* _Rows_
# # # # #

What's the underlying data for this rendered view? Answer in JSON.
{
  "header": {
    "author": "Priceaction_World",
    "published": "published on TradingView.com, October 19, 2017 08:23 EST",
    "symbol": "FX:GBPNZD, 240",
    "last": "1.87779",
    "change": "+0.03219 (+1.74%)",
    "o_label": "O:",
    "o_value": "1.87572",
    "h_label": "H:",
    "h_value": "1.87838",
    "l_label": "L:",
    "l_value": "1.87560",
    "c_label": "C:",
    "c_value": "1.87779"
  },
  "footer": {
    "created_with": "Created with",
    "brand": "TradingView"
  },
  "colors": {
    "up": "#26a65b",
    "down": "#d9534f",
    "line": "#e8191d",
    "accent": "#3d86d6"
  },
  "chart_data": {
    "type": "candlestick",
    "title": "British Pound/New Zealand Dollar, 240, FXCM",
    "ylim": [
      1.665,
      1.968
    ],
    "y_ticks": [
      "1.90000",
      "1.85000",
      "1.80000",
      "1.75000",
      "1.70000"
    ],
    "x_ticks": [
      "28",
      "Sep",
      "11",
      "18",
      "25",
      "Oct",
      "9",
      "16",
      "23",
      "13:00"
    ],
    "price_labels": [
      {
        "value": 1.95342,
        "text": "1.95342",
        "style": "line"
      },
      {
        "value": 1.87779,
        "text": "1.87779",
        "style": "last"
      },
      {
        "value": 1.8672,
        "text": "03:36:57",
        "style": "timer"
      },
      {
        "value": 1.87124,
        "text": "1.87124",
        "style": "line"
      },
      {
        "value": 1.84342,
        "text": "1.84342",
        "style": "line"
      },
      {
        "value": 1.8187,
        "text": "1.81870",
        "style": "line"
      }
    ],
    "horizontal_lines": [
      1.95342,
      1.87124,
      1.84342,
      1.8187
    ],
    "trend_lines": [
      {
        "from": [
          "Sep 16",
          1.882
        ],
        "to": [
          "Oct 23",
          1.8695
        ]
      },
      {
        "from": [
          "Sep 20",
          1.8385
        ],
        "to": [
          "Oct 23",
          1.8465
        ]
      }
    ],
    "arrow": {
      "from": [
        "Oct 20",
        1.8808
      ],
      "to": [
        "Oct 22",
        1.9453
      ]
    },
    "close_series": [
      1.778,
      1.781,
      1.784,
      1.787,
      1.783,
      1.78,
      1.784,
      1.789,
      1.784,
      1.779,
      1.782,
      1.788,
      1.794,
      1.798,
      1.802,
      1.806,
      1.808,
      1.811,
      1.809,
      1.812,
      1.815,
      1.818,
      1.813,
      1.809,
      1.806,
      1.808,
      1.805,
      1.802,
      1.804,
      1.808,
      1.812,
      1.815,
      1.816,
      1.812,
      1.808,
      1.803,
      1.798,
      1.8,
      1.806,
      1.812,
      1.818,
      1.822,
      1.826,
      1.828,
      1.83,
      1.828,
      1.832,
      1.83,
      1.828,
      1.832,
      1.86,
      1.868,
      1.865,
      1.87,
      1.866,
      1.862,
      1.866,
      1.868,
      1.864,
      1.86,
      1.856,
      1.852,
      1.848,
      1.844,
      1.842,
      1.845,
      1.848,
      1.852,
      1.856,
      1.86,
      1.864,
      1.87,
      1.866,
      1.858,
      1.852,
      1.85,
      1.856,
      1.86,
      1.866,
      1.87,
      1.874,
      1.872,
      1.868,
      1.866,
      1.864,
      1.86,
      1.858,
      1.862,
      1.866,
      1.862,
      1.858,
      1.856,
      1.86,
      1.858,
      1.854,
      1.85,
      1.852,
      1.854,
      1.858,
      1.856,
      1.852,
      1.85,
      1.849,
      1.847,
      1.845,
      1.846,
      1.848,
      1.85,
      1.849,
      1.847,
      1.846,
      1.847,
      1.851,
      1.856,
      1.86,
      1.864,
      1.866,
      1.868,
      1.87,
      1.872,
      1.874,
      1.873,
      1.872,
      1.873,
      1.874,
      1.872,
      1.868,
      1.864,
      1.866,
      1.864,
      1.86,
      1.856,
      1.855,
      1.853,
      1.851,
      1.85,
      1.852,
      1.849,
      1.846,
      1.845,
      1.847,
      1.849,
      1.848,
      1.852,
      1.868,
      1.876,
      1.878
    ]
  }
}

# # # # #

* _Short problem_
Give back each line above precisely as it stands.

* _Expected output_
What's the underlying data for this rendered view? Answer in JSON.
{
  "header": {
    "author": "Priceaction_World",
    "published": "published on TradingView.com, October 19, 2017 08:23 EST",
    "symbol": "FX:GBPNZD, 240",
    "last": "1.87779",
    "change": "+0.03219 (+1.74%)",
    "o_label": "O:",
    "o_value": "1.87572",
    "h_label": "H:",
    "h_value": "1.87838",
    "l_label": "L:",
    "l_value": "1.87560",
    "c_label": "C:",
    "c_value": "1.87779"
  },
  "footer": {
    "created_with": "Created with",
    "brand": "TradingView"
  },
  "colors": {
    "up": "#26a65b",
    "down": "#d9534f",
    "line": "#e8191d",
    "accent": "#3d86d6"
  },
  "chart_data": {
    "type": "candlestick",
    "title": "British Pound/New Zealand Dollar, 240, FXCM",
    "ylim": [
      1.665,
      1.968
    ],
    "y_ticks": [
      "1.90000",
      "1.85000",
      "1.80000",
      "1.75000",
      "1.70000"
    ],
    "x_ticks": [
      "28",
      "Sep",
      "11",
      "18",
      "25",
      "Oct",
      "9",
      "16",
      "23",
      "13:00"
    ],
    "price_labels": [
      {
        "value": 1.95342,
        "text": "1.95342",
        "style": "line"
      },
      {
        "value": 1.87779,
        "text": "1.87779",
        "style": "last"
      },
      {
        "value": 1.8672,
        "text": "03:36:57",
        "style": "timer"
      },
      {
        "value": 1.87124,
        "text": "1.87124",
        "style": "line"
      },
      {
        "value": 1.84342,
        "text": "1.84342",
        "style": "line"
      },
      {
        "value": 1.8187,
        "text": "1.81870",
        "style": "line"
      }
    ],
    "horizontal_lines": [
      1.95342,
      1.87124,
      1.84342,
      1.8187
    ],
    "trend_lines": [
      {
        "from": [
          "Sep 16",
          1.882
        ],
        "to": [
          "Oct 23",
          1.8695
        ]
      },
      {
        "from": [
          "Sep 20",
          1.8385
        ],
        "to": [
          "Oct 23",
          1.8465
        ]
      }
    ],
    "arrow": {
      "from": [
        "Oct 20",
        1.8808
      ],
      "to": [
        "Oct 22",
        1.9453
      ]
    },
    "close_series": [
      1.778,
      1.781,
      1.784,
      1.787,
      1.783,
      1.78,
      1.784,
      1.789,
      1.784,
      1.779,
      1.782,
      1.788,
      1.794,
      1.798,
      1.802,
      1.806,
      1.808,
      1.811,
      1.809,
      1.812,
      1.815,
      1.818,
      1.813,
      1.809,
      1.806,
      1.808,
      1.805,
      1.802,
      1.804,
      1.808,
      1.812,
      1.815,
      1.816,
      1.812,
      1.808,
      1.803,
      1.798,
      1.8,
      1.806,
      1.812,
      1.818,
      1.822,
      1.826,
      1.828,
      1.83,
      1.828,
      1.832,
      1.83,
      1.828,
      1.832,
      1.86,
      1.868,
      1.865,
      1.87,
      1.866,
      1.862,
      1.866,
      1.868,
      1.864,
      1.86,
      1.856,
      1.852,
      1.848,
      1.844,
      1.842,
      1.845,
      1.848,
      1.852,
      1.856,
      1.86,
      1.864,
      1.87,
      1.866,
      1.858,
      1.852,
      1.85,
      1.856,
      1.86,
      1.866,
      1.87,
      1.874,
      1.872,
      1.868,
      1.866,
      1.864,
      1.86,
      1.858,
      1.862,
      1.866,
      1.862,
      1.858,
      1.856,
      1.86,
      1.858,
      1.854,
      1.85,
      1.852,
      1.854,
      1.858,
      1.856,
      1.852,
      1.85,
      1.849,
      1.847,
      1.845,
      1.846,
      1.848,
      1.85,
      1.849,
      1.847,
      1.846,
      1.847,
      1.851,
      1.856,
      1.86,
      1.864,
      1.866,
      1.868,
      1.87,
      1.872,
      1.874,
      1.873,
      1.872,
      1.873,
      1.874,
      1.872,
      1.868,
      1.864,
      1.866,
      1.864,
      1.86,
      1.856,
      1.855,
      1.853,
      1.851,
      1.85,
      1.852,
      1.849,
      1.846,
      1.845,
      1.847,
      1.849,
      1.848,
      1.852,
      1.868,
      1.876,
      1.878
    ]
  }
}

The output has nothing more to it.